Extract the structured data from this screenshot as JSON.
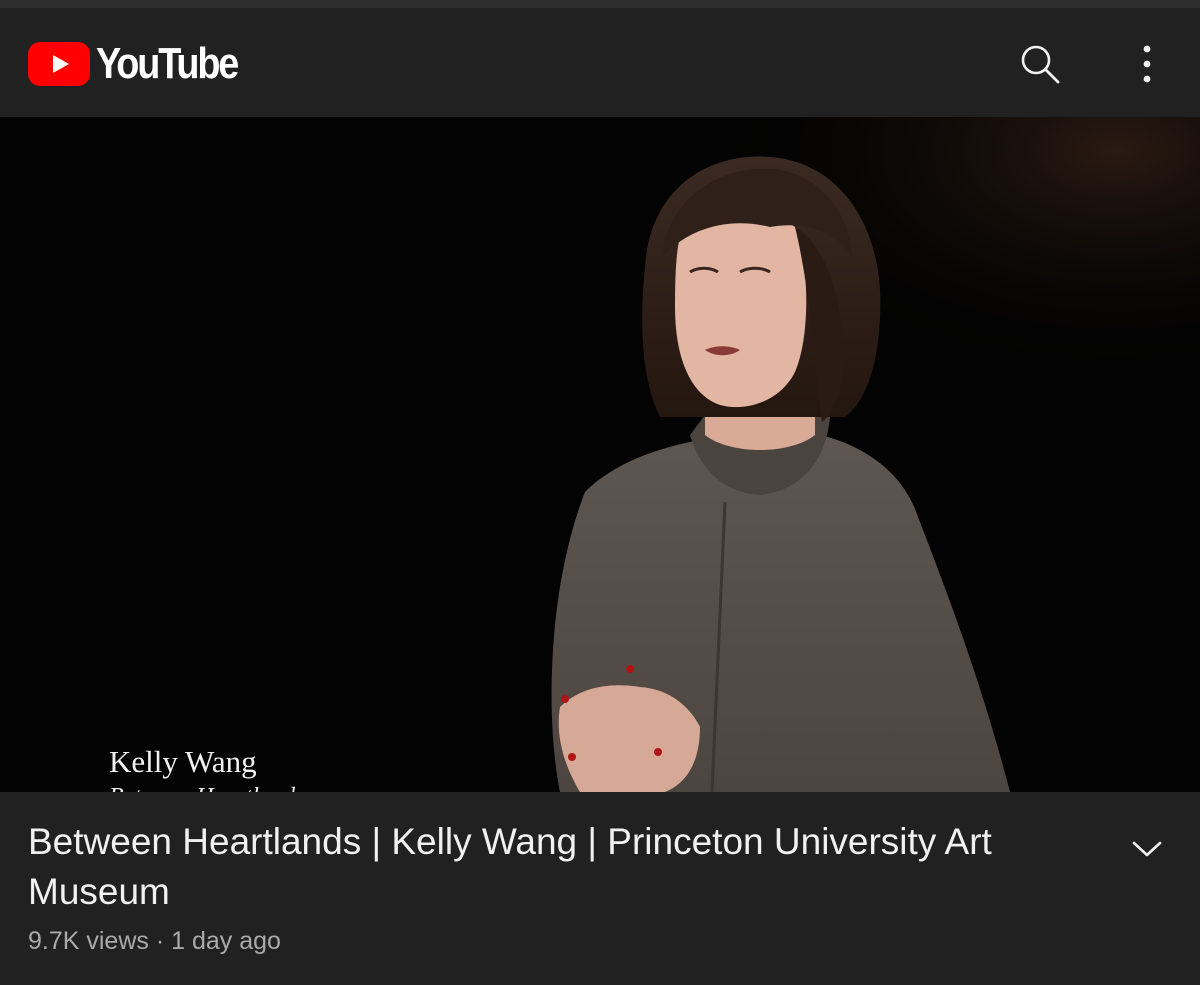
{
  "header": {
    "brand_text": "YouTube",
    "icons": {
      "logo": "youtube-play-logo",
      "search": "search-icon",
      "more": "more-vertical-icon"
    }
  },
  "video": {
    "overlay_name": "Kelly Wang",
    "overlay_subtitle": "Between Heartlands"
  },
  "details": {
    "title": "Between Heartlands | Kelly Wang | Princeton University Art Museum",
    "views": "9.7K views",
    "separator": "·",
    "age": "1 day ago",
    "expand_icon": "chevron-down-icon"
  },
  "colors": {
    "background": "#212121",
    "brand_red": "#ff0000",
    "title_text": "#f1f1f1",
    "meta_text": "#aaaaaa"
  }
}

□ □ □

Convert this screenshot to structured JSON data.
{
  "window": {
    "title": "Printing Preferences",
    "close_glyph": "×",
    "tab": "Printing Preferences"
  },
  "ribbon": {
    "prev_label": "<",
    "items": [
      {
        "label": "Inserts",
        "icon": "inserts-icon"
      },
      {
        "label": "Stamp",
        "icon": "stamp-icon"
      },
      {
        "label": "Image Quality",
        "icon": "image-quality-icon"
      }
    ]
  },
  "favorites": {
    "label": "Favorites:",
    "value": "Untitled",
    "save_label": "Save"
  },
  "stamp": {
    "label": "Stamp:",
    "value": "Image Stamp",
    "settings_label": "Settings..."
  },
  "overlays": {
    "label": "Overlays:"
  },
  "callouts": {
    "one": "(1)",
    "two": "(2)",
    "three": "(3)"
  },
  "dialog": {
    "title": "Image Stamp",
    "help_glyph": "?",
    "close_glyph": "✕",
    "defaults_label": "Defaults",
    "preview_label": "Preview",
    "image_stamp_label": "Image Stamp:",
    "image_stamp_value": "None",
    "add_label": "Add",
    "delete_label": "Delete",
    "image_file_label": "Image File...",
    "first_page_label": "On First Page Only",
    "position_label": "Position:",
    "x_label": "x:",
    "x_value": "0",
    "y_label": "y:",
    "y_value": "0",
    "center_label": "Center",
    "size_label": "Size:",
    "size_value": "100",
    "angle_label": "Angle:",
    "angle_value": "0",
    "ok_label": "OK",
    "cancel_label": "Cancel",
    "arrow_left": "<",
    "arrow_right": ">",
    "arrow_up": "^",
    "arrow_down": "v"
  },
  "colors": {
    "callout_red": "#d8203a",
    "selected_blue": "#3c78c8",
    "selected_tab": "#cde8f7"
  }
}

□ □ □

* _Task_
Find the word "Printing" in the data and show each line that holds it.

* _Response_
    "title": "Printing Preferences",
    "tab": "Printing Preferences"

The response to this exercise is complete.